*TEXTABSCHNITT:*
§ §
Warum tue ich mir das an?
Immer häufiger fragte ich mich jetzt nach der tieferen Sinngebung meines Tuns. Die sengende Sonne hatte mir echt den letzten Zahn gezogen. Wenigstens wurde es an der Freiluftschule vorbei wieder schattiger, so dass die Lebensgeister ganz langsam wieder zurückkamen. Den Part bei Kilometer 18 fand ich ausgesprochen interessant, da der Singletrail hier so durchs Unterholz führte, dass man an einen Urwald erinnert wurde. Kurz vor Kilometer 19 hatte ich Thomas wieder eingeholt und wir kämpften uns durch eine Herde von Heidschnucken. Als es dann aber rechts in praller Sonne parallel zum Falkenbergweg auf einen Trampelpfad ging, musste ich Thomas wieder ziehen lassen und hatte hier auch die Hoffnung aufgegeben, ihn jemals wiederzusehen.
§ §
*AUFLISTUNG:*

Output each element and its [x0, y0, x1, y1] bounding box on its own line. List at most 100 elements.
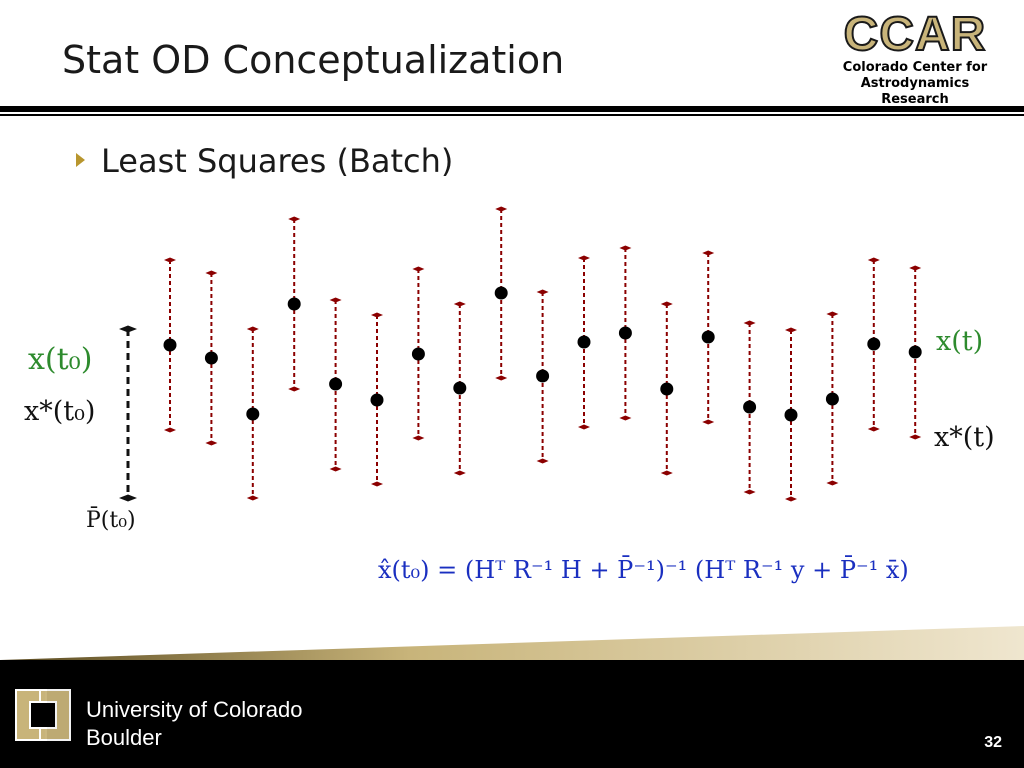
data-point: [246, 407, 260, 421]
error-bar-cap-bottom: [371, 481, 383, 487]
data-point: [825, 392, 839, 406]
data-point: [577, 335, 591, 349]
footer-institution: University of Colorado Boulder: [86, 696, 302, 752]
error-bar-cap-bottom: [702, 419, 715, 425]
error-bar-cap-bottom: [164, 427, 176, 433]
data-point: [618, 326, 632, 340]
footer-line1: University of Colorado: [86, 697, 303, 722]
error-bar-cap-bottom: [412, 435, 425, 441]
bullet-arrow-icon: [76, 153, 85, 167]
data-point: [784, 408, 798, 422]
error-bar-15: [743, 320, 757, 495]
label-x-t: x(t): [936, 326, 984, 357]
error-bar-cap-top: [867, 257, 880, 263]
error-bar-19: [908, 265, 922, 440]
ccar-logo: CCAR Colorado Center for Astrodynamics R…: [826, 8, 1004, 108]
bullet-text: Least Squares (Batch): [101, 142, 454, 180]
error-bar-cap-top: [164, 257, 176, 263]
error-bar-cap-top: [660, 301, 673, 307]
error-bar-cap-top: [371, 312, 383, 318]
data-point: [867, 337, 881, 351]
page-number: 32: [984, 734, 1002, 751]
error-bar-12: [618, 245, 632, 421]
data-point: [743, 400, 757, 414]
data-point: [536, 369, 550, 383]
error-bar-cap-bottom: [246, 495, 259, 501]
error-bar-8: [453, 301, 467, 476]
error-bar-cap-bottom: [578, 424, 590, 430]
data-point: [329, 377, 343, 391]
header-divider-thin: [0, 114, 1024, 116]
initial-bar-cap-bottom: [119, 494, 137, 502]
error-bar-16: [784, 327, 798, 502]
footer-bar: [0, 660, 1024, 768]
error-bar-5: [329, 297, 343, 472]
error-bar-cap-bottom: [660, 470, 673, 476]
header-divider: [0, 106, 1024, 112]
data-point: [163, 338, 177, 352]
error-bar-7: [411, 266, 425, 441]
slide-title: Stat OD Conceptualization: [62, 38, 565, 82]
error-bar-cap-top: [702, 250, 715, 256]
initial-bar-cap-top: [119, 325, 137, 333]
error-bar-cap-bottom: [329, 466, 342, 472]
error-bar-1: [163, 257, 177, 433]
cu-logo-icon: [15, 689, 71, 741]
ccar-logo-line2: Astrodynamics Research: [860, 76, 970, 107]
error-bar-9: [494, 206, 508, 381]
error-bar-cap-bottom: [619, 415, 632, 421]
label-p-bar-t0: P̄(t₀): [86, 508, 136, 533]
ccar-logo-mark: CCAR: [843, 8, 987, 61]
error-bar-11: [577, 255, 591, 430]
error-bar-cap-top: [578, 255, 590, 261]
label-x-star-t: x*(t): [934, 422, 995, 453]
data-point: [660, 382, 674, 396]
error-bar-cap-top: [246, 326, 259, 332]
error-bar-cap-top: [453, 301, 466, 307]
error-bar-cap-top: [205, 270, 218, 276]
data-point: [287, 297, 301, 311]
error-bar-3: [246, 326, 260, 501]
error-bar-cap-top: [329, 297, 342, 303]
error-bar-18: [867, 257, 881, 432]
data-point: [204, 351, 218, 365]
error-bar-cap-bottom: [495, 375, 508, 381]
bullet-item: Least Squares (Batch): [76, 142, 453, 180]
initial-covariance-bar: [119, 325, 137, 502]
error-bar-cap-bottom: [867, 426, 880, 432]
data-point: [370, 393, 384, 407]
error-bar-cap-top: [412, 266, 425, 272]
error-bars: [163, 206, 922, 502]
error-bar-cap-bottom: [453, 470, 466, 476]
error-bar-cap-top: [909, 265, 922, 271]
error-bar-14: [701, 250, 715, 425]
error-bar-10: [536, 289, 550, 464]
error-bar-6: [370, 312, 384, 487]
error-bar-cap-bottom: [205, 440, 218, 446]
error-bar-cap-bottom: [536, 458, 549, 464]
error-bar-17: [825, 311, 839, 486]
error-bar-cap-top: [536, 289, 549, 295]
error-bar-cap-bottom: [785, 496, 797, 502]
error-bar-cap-bottom: [288, 386, 301, 392]
data-point: [701, 330, 715, 344]
label-x-star-t0: x*(t₀): [24, 396, 96, 427]
error-bar-13: [660, 301, 674, 476]
label-x-t0: x(t₀): [28, 342, 93, 377]
error-bar-cap-bottom: [909, 434, 922, 440]
data-point: [908, 345, 922, 359]
error-bar-cap-bottom: [826, 480, 839, 486]
ccar-logo-line1: Colorado Center for: [842, 60, 988, 75]
batch-equation: x̂(t₀) = (Hᵀ R⁻¹ H + P̄⁻¹)⁻¹ (Hᵀ R⁻¹ y +…: [378, 556, 909, 584]
error-bar-cap-bottom: [743, 489, 756, 495]
data-point: [411, 347, 425, 361]
data-point: [494, 286, 508, 300]
error-bar-cap-top: [826, 311, 839, 317]
data-point: [453, 381, 467, 395]
error-bar-4: [287, 216, 301, 392]
error-bar-cap-top: [288, 216, 301, 222]
error-bar-cap-top: [785, 327, 797, 333]
error-bar-cap-top: [743, 320, 756, 326]
error-bar-cap-top: [495, 206, 508, 212]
§ §
*AUFGABENSTELLUNG:* Erläutern Sie anhand des Textabschnitts, weshalb die erzählende Person den Streckenteil bei Kilometer 18 als ausgesprochen interessant empfand.

*VOLLSTÄNDIGE ANTWORT:* Der Singletrail führte dort so durch das Unterholz, dass man an einen Urwald erinnert wurde.